* _REQUEST_
Reproduce each line exactly. Skip none.

(A run of records)
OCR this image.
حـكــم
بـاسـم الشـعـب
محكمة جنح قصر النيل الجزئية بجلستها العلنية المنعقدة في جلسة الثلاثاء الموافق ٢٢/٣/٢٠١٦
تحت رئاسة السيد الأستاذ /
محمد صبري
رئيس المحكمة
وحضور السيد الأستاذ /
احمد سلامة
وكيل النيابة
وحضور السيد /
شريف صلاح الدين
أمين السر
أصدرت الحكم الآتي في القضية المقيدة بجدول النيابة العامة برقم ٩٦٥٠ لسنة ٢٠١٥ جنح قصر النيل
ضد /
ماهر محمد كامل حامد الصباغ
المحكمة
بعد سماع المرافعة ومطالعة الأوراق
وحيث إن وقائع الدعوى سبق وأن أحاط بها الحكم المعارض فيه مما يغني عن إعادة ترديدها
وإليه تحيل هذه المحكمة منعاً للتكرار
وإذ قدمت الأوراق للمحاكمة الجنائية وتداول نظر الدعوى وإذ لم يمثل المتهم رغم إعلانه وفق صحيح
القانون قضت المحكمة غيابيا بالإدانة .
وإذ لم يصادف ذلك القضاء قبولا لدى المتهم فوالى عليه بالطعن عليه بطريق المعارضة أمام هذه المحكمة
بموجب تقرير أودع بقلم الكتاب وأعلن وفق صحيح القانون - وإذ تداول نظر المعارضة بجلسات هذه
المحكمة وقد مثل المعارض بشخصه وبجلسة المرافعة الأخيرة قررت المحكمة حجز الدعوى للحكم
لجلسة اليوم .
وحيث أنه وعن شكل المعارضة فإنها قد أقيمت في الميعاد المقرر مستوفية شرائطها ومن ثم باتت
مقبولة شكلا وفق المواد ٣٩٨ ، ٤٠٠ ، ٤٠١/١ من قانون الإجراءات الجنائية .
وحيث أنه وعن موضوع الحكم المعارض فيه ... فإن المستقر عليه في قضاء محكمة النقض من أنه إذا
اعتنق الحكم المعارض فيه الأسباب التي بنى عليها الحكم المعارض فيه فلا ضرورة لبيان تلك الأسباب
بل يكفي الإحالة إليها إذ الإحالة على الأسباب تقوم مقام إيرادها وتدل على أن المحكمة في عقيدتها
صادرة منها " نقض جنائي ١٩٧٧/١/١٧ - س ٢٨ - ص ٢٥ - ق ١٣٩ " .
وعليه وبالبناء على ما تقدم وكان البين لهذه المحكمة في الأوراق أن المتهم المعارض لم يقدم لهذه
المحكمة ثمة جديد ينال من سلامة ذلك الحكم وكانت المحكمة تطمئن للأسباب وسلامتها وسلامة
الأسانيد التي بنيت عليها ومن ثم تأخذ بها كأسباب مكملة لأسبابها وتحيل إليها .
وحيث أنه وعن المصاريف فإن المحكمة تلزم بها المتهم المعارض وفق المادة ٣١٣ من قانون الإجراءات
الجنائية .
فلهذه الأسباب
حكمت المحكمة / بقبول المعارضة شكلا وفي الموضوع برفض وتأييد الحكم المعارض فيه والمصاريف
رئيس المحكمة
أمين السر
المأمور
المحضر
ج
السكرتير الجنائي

* _REPLY TO THE EXERCISE_
OCR this image.
حـكــم
بـاسـم الشـعـب
محكمة جنح قصر النيل الجزئية بجلستها العلنية المنعقدة في جلسة الثلاثاء الموافق ٢٢/٣/٢٠١٦
تحت رئاسة السيد الأستاذ /
محمد صبري
رئيس المحكمة
وحضور السيد الأستاذ /
احمد سلامة
وكيل النيابة
وحضور السيد /
شريف صلاح الدين
أمين السر
أصدرت الحكم الآتي في القضية المقيدة بجدول النيابة العامة برقم ٩٦٥٠ لسنة ٢٠١٥ جنح قصر النيل
ضد /
ماهر محمد كامل حامد الصباغ
المحكمة
بعد سماع المرافعة ومطالعة الأوراق
وحيث إن وقائع الدعوى سبق وأن أحاط بها الحكم المعارض فيه مما يغني عن إعادة ترديدها
وإليه تحيل هذه المحكمة منعاً للتكرار
وإذ قدمت الأوراق للمحاكمة الجنائية وتداول نظر الدعوى وإذ لم يمثل المتهم رغم إعلانه وفق صحيح
القانون قضت المحكمة غيابيا بالإدانة .
وإذ لم يصادف ذلك القضاء قبولا لدى المتهم فوالى عليه بالطعن عليه بطريق المعارضة أمام هذه المحكمة
بموجب تقرير أودع بقلم الكتاب وأعلن وفق صحيح القانون - وإذ تداول نظر المعارضة بجلسات هذه
المحكمة وقد مثل المعارض بشخصه وبجلسة المرافعة الأخيرة قررت المحكمة حجز الدعوى للحكم
لجلسة اليوم .
وحيث أنه وعن شكل المعارضة فإنها قد أقيمت في الميعاد المقرر مستوفية شرائطها ومن ثم باتت
مقبولة شكلا وفق المواد ٣٩٨ ، ٤٠٠ ، ٤٠١/١ من قانون الإجراءات الجنائية .
وحيث أنه وعن موضوع الحكم المعارض فيه ... فإن المستقر عليه في قضاء محكمة النقض من أنه إذا
اعتنق الحكم المعارض فيه الأسباب التي بنى عليها الحكم المعارض فيه فلا ضرورة لبيان تلك الأسباب
بل يكفي الإحالة إليها إذ الإحالة على الأسباب تقوم مقام إيرادها وتدل على أن المحكمة في عقيدتها
صادرة منها " نقض جنائي ١٩٧٧/١/١٧ - س ٢٨ - ص ٢٥ - ق ١٣٩ " .
وعليه وبالبناء على ما تقدم وكان البين لهذه المحكمة في الأوراق أن المتهم المعارض لم يقدم لهذه
المحكمة ثمة جديد ينال من سلامة ذلك الحكم وكانت المحكمة تطمئن للأسباب وسلامتها وسلامة
الأسانيد التي بنيت عليها ومن ثم تأخذ بها كأسباب مكملة لأسبابها وتحيل إليها .
وحيث أنه وعن المصاريف فإن المحكمة تلزم بها المتهم المعارض وفق المادة ٣١٣ من قانون الإجراءات
الجنائية .
فلهذه الأسباب
حكمت المحكمة / بقبول المعارضة شكلا وفي الموضوع برفض وتأييد الحكم المعارض فيه والمصاريف
رئيس المحكمة
أمين السر
المأمور
المحضر
ج
السكرتير الجنائي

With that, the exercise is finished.